__Your instructions__: Do any lines in the data below contain "they"? If so, copy every one of them.

[Dataset excerpt]
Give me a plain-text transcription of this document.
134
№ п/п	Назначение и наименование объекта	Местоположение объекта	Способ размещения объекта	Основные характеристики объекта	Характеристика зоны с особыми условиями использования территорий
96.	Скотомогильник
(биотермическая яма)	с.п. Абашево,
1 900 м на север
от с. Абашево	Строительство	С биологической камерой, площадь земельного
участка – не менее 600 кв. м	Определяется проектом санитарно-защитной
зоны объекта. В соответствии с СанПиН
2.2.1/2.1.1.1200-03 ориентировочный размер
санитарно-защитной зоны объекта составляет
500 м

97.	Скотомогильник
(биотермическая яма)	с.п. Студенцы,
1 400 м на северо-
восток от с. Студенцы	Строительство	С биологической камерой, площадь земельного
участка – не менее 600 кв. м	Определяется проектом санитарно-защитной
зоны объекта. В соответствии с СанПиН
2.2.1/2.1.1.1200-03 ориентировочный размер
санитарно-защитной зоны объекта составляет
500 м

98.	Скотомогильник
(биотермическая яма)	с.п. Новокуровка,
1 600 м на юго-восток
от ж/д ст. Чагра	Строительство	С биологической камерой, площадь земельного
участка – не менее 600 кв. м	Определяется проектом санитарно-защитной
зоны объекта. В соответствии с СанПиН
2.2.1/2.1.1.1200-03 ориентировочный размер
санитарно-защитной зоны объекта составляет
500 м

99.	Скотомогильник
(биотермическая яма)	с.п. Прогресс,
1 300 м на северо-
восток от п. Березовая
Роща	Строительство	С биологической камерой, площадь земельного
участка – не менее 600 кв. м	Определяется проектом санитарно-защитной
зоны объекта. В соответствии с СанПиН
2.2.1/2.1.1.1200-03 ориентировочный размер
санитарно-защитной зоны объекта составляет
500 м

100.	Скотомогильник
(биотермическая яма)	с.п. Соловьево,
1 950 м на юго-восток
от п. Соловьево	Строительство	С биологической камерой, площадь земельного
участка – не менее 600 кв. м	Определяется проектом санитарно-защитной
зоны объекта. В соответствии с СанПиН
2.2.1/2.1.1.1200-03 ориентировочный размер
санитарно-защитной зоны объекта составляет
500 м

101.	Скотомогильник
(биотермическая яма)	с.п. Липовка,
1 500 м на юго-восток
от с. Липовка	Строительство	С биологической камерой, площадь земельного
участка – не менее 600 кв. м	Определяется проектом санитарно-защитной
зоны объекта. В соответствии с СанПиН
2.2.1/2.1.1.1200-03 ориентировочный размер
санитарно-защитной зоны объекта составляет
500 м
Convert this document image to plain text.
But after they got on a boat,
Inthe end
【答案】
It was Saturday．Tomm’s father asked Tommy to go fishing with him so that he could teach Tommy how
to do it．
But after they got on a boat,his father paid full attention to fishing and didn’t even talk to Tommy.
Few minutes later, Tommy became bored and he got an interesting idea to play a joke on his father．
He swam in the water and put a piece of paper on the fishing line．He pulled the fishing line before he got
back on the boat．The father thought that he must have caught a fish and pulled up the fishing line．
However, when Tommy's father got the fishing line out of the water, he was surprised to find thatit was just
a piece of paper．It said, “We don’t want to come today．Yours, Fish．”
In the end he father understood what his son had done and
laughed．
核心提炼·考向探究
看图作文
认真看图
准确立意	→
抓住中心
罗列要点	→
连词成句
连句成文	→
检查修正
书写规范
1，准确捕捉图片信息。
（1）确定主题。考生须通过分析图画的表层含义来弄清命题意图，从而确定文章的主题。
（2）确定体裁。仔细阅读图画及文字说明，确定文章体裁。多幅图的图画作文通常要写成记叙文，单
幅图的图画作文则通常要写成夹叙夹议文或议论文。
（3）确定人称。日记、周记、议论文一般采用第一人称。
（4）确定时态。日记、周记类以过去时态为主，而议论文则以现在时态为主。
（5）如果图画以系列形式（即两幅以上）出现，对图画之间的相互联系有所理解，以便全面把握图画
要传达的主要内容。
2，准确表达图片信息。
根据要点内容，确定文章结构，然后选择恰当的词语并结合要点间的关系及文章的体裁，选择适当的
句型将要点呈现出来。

__Answer__:
But after they got on a boat,
But after they got on a boat,his father paid full attention to fishing and didn’t even talk to Tommy.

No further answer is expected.